══ GIVEN RECORDS

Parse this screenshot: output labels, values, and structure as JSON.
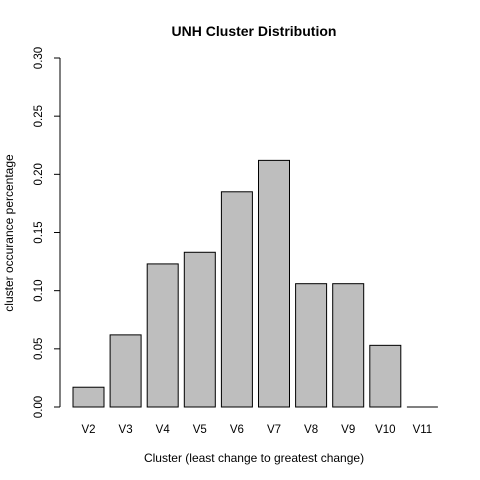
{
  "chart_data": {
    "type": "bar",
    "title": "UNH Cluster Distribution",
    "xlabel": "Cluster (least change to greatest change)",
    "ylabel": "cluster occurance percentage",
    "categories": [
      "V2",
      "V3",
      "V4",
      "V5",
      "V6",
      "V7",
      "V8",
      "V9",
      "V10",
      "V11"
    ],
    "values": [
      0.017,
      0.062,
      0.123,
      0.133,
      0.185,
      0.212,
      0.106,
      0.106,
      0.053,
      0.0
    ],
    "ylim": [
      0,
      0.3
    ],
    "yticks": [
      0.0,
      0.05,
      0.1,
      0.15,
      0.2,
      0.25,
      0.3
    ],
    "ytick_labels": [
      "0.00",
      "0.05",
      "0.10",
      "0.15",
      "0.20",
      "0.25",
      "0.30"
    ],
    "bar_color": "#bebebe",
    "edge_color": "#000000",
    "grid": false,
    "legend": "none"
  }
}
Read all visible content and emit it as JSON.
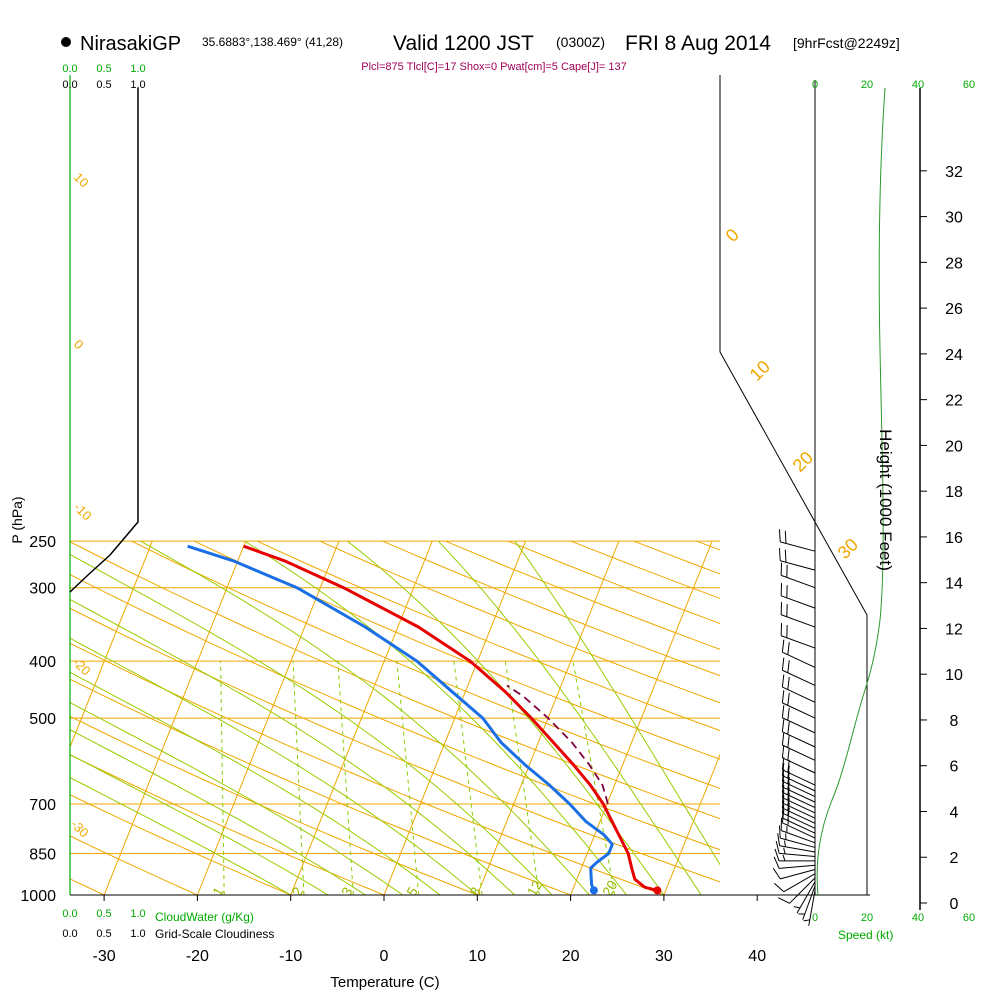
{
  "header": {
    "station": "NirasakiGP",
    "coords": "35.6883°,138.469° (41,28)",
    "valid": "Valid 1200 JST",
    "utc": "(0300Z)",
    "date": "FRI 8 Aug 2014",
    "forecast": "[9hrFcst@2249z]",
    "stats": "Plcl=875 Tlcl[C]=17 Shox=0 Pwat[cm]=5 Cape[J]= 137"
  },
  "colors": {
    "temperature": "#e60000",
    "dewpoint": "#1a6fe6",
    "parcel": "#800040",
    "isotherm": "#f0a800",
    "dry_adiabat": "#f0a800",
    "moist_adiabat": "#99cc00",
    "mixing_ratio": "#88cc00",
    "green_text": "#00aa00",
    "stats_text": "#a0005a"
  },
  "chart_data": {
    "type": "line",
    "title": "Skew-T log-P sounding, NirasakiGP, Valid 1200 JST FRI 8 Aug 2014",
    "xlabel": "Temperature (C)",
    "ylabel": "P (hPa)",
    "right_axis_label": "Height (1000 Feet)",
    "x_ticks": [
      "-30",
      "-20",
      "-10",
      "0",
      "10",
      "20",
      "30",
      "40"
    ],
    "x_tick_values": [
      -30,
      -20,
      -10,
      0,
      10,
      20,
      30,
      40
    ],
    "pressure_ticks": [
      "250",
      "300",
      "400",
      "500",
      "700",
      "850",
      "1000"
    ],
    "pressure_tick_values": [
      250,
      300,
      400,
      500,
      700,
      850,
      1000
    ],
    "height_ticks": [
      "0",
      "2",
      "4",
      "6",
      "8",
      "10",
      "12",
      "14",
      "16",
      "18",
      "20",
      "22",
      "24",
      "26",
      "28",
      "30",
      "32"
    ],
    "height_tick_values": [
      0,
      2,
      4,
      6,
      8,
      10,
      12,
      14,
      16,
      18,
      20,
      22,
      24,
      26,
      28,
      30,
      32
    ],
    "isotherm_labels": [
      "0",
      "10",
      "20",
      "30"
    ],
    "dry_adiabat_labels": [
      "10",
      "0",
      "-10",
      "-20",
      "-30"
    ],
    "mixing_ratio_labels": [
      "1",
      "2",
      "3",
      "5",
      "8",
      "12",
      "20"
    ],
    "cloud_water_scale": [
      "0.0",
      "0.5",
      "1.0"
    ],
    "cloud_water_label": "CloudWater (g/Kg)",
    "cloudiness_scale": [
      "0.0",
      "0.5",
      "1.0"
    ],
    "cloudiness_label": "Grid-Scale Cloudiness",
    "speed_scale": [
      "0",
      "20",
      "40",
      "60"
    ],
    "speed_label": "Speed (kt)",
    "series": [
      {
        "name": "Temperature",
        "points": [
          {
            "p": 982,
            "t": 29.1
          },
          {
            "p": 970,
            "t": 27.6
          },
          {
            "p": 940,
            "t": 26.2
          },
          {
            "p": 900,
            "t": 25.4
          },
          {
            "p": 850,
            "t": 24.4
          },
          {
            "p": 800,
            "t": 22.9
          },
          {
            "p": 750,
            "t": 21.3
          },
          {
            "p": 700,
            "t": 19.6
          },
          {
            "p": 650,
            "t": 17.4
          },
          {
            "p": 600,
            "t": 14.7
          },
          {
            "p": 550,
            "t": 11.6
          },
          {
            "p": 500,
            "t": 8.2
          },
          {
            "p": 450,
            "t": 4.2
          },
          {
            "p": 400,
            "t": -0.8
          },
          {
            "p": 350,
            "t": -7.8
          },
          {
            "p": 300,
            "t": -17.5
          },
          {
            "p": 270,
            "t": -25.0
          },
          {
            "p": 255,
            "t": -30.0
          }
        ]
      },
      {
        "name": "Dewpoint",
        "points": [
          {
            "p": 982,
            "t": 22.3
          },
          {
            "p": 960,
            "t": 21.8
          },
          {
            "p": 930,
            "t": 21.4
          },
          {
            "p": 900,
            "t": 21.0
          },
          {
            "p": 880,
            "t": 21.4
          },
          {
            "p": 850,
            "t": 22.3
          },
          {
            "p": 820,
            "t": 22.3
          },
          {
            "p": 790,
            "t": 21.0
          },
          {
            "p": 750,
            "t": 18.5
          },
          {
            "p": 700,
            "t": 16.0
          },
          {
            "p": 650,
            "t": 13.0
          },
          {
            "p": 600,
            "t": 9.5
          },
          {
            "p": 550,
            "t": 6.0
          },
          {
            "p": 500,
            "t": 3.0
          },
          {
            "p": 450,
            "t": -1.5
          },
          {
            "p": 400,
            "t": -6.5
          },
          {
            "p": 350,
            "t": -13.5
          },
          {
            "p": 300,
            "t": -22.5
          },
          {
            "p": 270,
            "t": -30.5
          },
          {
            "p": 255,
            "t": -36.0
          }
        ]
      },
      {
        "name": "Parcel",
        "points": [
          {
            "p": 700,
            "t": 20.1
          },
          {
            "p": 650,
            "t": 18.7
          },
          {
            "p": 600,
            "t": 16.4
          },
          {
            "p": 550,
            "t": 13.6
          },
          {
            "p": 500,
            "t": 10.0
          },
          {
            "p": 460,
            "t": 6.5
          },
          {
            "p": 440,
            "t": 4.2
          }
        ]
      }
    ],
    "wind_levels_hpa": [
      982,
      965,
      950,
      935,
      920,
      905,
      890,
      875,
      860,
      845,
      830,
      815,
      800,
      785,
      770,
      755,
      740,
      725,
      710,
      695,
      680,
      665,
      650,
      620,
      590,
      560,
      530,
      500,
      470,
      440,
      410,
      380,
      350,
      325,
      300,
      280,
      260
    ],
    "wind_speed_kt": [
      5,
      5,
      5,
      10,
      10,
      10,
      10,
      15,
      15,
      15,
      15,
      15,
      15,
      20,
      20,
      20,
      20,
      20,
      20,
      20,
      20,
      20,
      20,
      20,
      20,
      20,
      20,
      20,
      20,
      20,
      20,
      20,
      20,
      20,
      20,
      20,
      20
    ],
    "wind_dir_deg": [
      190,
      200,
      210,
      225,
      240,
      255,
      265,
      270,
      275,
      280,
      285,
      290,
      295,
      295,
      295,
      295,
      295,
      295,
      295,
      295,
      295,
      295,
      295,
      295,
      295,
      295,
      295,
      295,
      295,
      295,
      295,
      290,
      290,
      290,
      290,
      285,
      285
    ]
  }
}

════

GOAL OF THE EXERCISE =>
Using the entries above, find all lines with "title". Copy them.

ANSWER TO THIS TASK =>
    "title": "UNH Cluster Distribution",
    "title": "Skew-T log-P sounding, NirasakiGP, Valid 1200 JST FRI 8 Aug 2014",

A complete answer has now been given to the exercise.